start EXTRACTED MATERIAL
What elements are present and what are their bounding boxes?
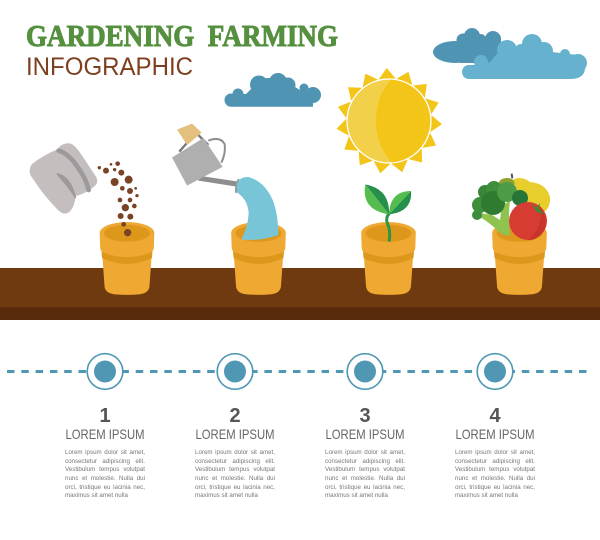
step 2 text block: consectetur adipiscing elit.: [195, 458, 275, 465]
icon: water stream: [237, 177, 278, 240]
title: GARDENING FARMING: [26, 18, 338, 53]
timeline: [7, 354, 592, 389]
step 3 text block: maximus sit amet nulla: [325, 492, 388, 499]
step 4 text block: orci, tristique eu lacinia nec,: [455, 484, 535, 491]
icon: falling soil: [98, 161, 139, 236]
step 1 text block: [65, 449, 145, 499]
step 2 text block: Lorem ipsum dolor sit amet,: [195, 449, 275, 456]
step 2 text block: [195, 449, 275, 499]
cloud: left: [224, 73, 321, 107]
step 4 text block: maximus sit amet nulla: [455, 492, 518, 499]
ground: [0, 268, 600, 320]
pot 3: [361, 222, 416, 295]
pot 4: [492, 222, 547, 295]
step 3 text block: consectetur adipiscing elit.: [325, 458, 405, 465]
step 2 heading: LOREM IPSUM: [196, 426, 274, 442]
pear: [499, 174, 550, 215]
timeline node 4: [477, 354, 513, 389]
sun: [335, 68, 442, 175]
step 1 text block: consectetur adipiscing elit.: [65, 458, 145, 465]
step 1 number: 1: [99, 405, 111, 427]
pot 1: [100, 222, 154, 295]
timeline node 1: [87, 354, 123, 389]
step 2 text block: orci, tristique eu lacinia nec,: [195, 484, 275, 491]
step 1 text block: orci, tristique eu lacinia nec,: [65, 484, 145, 491]
cloud: upper right dark: [433, 28, 501, 63]
step 4 text block: [455, 449, 535, 499]
step 3 text block: [325, 449, 405, 499]
cloud: upper right light: [462, 34, 587, 79]
icon: seed bag: [30, 143, 97, 214]
step 2 text block: maximus sit amet nulla: [195, 492, 258, 499]
pot 2: [231, 222, 286, 295]
step 4 text block: Lorem ipsum dolor sit amet,: [455, 449, 535, 456]
icon: vegetables: [472, 174, 550, 240]
step 3 text block: Vestibulum tempus volutpat: [325, 466, 405, 473]
step 4 text block: consectetur adipiscing elit.: [455, 458, 535, 465]
step 1 text block: maximus sit amet nulla: [65, 492, 128, 499]
step 2 number: 2: [229, 405, 241, 427]
step 1 text block: Vestibulum tempus volutpat: [65, 466, 145, 473]
step 1 text block: Lorem ipsum dolor sit amet,: [65, 449, 145, 456]
timeline node 2: [217, 354, 253, 389]
broccoli: [472, 181, 528, 236]
subtitle: INFOGRAPHIC: [26, 53, 193, 81]
step 1 heading: LOREM IPSUM: [66, 426, 144, 442]
step 3 text block: nunc et molestie. Nulla dui: [325, 475, 405, 482]
step 3 number: 3: [359, 405, 371, 427]
step 3 text block: Lorem ipsum dolor sit amet,: [325, 449, 405, 456]
step 3 heading: LOREM IPSUM: [326, 426, 404, 442]
step 4 text block: Vestibulum tempus volutpat: [455, 466, 535, 473]
step 4 heading: LOREM IPSUM: [456, 426, 534, 442]
step 2 text block: nunc et molestie. Nulla dui: [195, 475, 275, 482]
icon: watering can: [173, 124, 241, 194]
timeline node 3: [347, 354, 383, 389]
step 4 text block: nunc et molestie. Nulla dui: [455, 475, 535, 482]
step 2 text block: Vestibulum tempus volutpat: [195, 466, 275, 473]
step 4 number: 4: [489, 405, 501, 427]
tomato: [509, 202, 547, 240]
step 3 text block: orci, tristique eu lacinia nec,: [325, 484, 405, 491]
step 1 text block: nunc et molestie. Nulla dui: [65, 475, 145, 482]
icon: seedling: [365, 184, 411, 240]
end EXTRACTED MATERIAL
SET EXERCISE
Copy the entries above word for word, leaving out the picture.

WRITTEN ANSWER
What elements are present and what are their bounding boxes?
step 2 text block: consectetur adipiscing elit.: [195, 458, 275, 465]
icon: water stream: [237, 177, 278, 240]
title: GARDENING FARMING: [26, 18, 338, 53]
timeline: [7, 354, 592, 389]
step 3 text block: maximus sit amet nulla: [325, 492, 388, 499]
step 4 text block: orci, tristique eu lacinia nec,: [455, 484, 535, 491]
icon: falling soil: [98, 161, 139, 236]
step 1 text block: [65, 449, 145, 499]
step 2 text block: Lorem ipsum dolor sit amet,: [195, 449, 275, 456]
step 2 text block: [195, 449, 275, 499]
cloud: left: [224, 73, 321, 107]
step 4 text block: maximus sit amet nulla: [455, 492, 518, 499]
ground: [0, 268, 600, 320]
pot 3: [361, 222, 416, 295]
pot 4: [492, 222, 547, 295]
step 3 text block: consectetur adipiscing elit.: [325, 458, 405, 465]
step 2 heading: LOREM IPSUM: [196, 426, 274, 442]
pear: [499, 174, 550, 215]
timeline node 4: [477, 354, 513, 389]
sun: [335, 68, 442, 175]
step 1 text block: consectetur adipiscing elit.: [65, 458, 145, 465]
step 1 number: 1: [99, 405, 111, 427]
pot 1: [100, 222, 154, 295]
timeline node 1: [87, 354, 123, 389]
step 2 text block: orci, tristique eu lacinia nec,: [195, 484, 275, 491]
step 1 text block: orci, tristique eu lacinia nec,: [65, 484, 145, 491]
cloud: upper right dark: [433, 28, 501, 63]
step 4 text block: [455, 449, 535, 499]
step 3 text block: [325, 449, 405, 499]
cloud: upper right light: [462, 34, 587, 79]
icon: seed bag: [30, 143, 97, 214]
step 2 text block: maximus sit amet nulla: [195, 492, 258, 499]
pot 2: [231, 222, 286, 295]
step 4 text block: Lorem ipsum dolor sit amet,: [455, 449, 535, 456]
icon: vegetables: [472, 174, 550, 240]
step 3 text block: Vestibulum tempus volutpat: [325, 466, 405, 473]
step 4 text block: consectetur adipiscing elit.: [455, 458, 535, 465]
step 1 text block: maximus sit amet nulla: [65, 492, 128, 499]
step 2 number: 2: [229, 405, 241, 427]
step 1 text block: Vestibulum tempus volutpat: [65, 466, 145, 473]
step 1 text block: Lorem ipsum dolor sit amet,: [65, 449, 145, 456]
timeline node 2: [217, 354, 253, 389]
broccoli: [472, 181, 528, 236]
subtitle: INFOGRAPHIC: [26, 53, 193, 81]
step 1 heading: LOREM IPSUM: [66, 426, 144, 442]
step 3 text block: nunc et molestie. Nulla dui: [325, 475, 405, 482]
step 3 number: 3: [359, 405, 371, 427]
step 3 text block: Lorem ipsum dolor sit amet,: [325, 449, 405, 456]
step 3 heading: LOREM IPSUM: [326, 426, 404, 442]
step 4 text block: Vestibulum tempus volutpat: [455, 466, 535, 473]
step 4 heading: LOREM IPSUM: [456, 426, 534, 442]
step 2 text block: nunc et molestie. Nulla dui: [195, 475, 275, 482]
icon: watering can: [173, 124, 241, 194]
timeline node 3: [347, 354, 383, 389]
step 4 text block: nunc et molestie. Nulla dui: [455, 475, 535, 482]
step 2 text block: Vestibulum tempus volutpat: [195, 466, 275, 473]
step 4 number: 4: [489, 405, 501, 427]
tomato: [509, 202, 547, 240]
step 3 text block: orci, tristique eu lacinia nec,: [325, 484, 405, 491]
step 1 text block: nunc et molestie. Nulla dui: [65, 475, 145, 482]
icon: seedling: [365, 184, 411, 240]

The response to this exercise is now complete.